The poop on dogs in national parks
Question: Are there any regulations concerning dogs that I should know about before heading to Glacier National Park? Are these rules germane to all national parks or do they vary from park to park?

Mike Jurinski
Burke, VA
mjurinski@casde.com

Leave Fifi at home; she’s just grizzly bait in Glacier park


Adventure Adviser: Sorry, Mike, you may have to leave Fido at home–that is, if you want to do any backcountry camping. Because of higher-than-normal levels of bear activity in Glacier, pets are permitted only in developed areas like drive-in campgrounds and picnic areas. And they must be leashed–with leashes less than six feet long,
please–at all times. Another helpful hint from the bear department: If you leave that mouth-watering dish of gravy-flavored Alpo next to the tent all night, be prepared to fight off every red meat-craving grizzly in the park.
★ ★ ★
■ Tasks to perform
(a) In the column on dogs in Glacier National Park, where are pets permitted?
(b) Pick up the column on dogs in national parks after its final sentence and carry it on.
★ ★ ★
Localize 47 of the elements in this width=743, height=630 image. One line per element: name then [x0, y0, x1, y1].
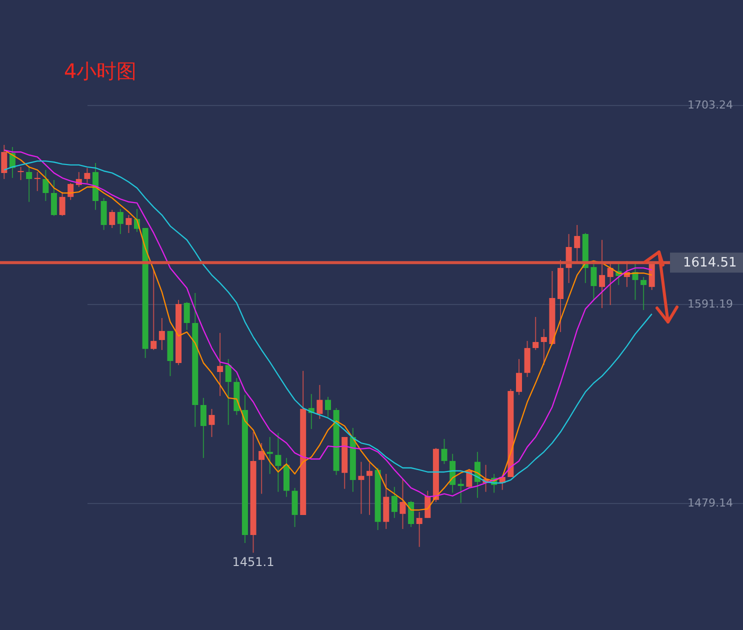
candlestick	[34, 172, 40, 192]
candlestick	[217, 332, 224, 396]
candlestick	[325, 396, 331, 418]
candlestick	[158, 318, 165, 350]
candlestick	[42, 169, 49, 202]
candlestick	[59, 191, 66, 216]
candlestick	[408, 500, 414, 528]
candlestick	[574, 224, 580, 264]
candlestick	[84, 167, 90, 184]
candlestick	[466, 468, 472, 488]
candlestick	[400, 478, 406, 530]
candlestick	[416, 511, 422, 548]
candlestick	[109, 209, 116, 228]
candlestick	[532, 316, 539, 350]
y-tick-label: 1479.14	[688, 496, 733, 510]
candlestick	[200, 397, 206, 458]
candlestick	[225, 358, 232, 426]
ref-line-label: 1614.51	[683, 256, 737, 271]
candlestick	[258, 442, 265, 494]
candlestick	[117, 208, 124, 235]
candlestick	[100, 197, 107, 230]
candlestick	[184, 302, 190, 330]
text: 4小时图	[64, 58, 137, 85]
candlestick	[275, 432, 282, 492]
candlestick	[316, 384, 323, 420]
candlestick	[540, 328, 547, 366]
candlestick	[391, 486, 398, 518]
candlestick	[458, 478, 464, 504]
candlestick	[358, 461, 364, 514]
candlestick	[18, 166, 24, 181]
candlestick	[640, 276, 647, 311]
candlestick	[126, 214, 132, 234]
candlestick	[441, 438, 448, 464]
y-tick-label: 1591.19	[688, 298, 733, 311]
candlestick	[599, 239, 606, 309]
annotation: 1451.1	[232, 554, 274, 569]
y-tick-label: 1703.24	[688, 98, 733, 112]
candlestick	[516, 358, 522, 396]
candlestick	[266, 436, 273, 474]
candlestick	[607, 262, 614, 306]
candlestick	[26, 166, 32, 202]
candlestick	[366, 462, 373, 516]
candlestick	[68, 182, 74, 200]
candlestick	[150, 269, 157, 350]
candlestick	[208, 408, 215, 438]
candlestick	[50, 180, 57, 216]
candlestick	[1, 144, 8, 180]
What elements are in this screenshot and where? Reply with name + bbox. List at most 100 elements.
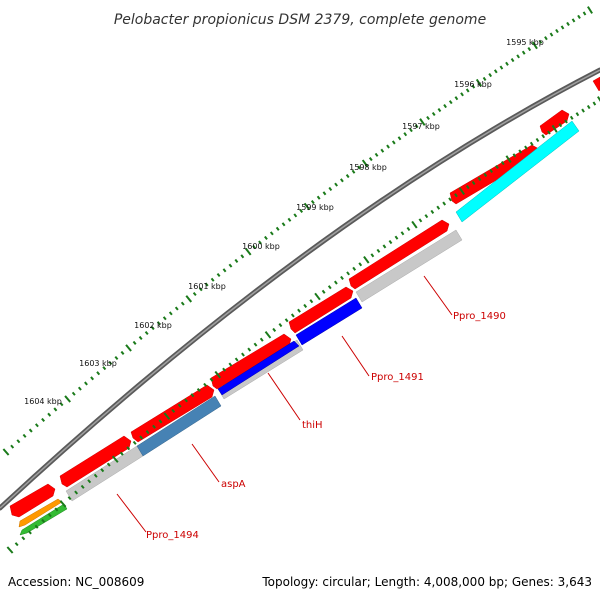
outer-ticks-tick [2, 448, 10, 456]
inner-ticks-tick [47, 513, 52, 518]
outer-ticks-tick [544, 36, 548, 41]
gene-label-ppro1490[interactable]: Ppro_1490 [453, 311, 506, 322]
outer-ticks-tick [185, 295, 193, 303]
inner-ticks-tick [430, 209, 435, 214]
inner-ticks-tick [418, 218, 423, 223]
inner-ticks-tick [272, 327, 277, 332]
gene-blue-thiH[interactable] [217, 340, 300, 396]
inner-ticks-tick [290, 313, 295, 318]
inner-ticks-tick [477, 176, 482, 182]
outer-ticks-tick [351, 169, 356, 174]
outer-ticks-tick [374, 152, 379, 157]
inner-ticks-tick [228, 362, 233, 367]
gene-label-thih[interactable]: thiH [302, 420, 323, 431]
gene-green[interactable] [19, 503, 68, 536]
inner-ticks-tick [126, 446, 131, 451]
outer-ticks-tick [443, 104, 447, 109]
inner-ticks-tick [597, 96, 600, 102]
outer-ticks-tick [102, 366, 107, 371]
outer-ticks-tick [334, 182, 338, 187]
★ ★ ★
■ Answers to each task
(a) Pets are permitted only in developed areas such as drive-in campgrounds and picnic areas.

(b)
Take your chances in the backcountry and you’ll run the risk of being slammed with a hefty fine or, worse yet, losing Fluffy the poodle to the wilds. While regulations vary from park to park, you’ll find a majority of parks ban dogs in the backcountry but give them the nod if they’re leashed. A few notable exceptions: Michigan’s Isle Royale National Park shuns canines
altogether and those elitist Alaskans in Gates of the Arctic have a pack-dogs-only rule; in other words, no caramel-colored cocker spaniels named Brandy allowed.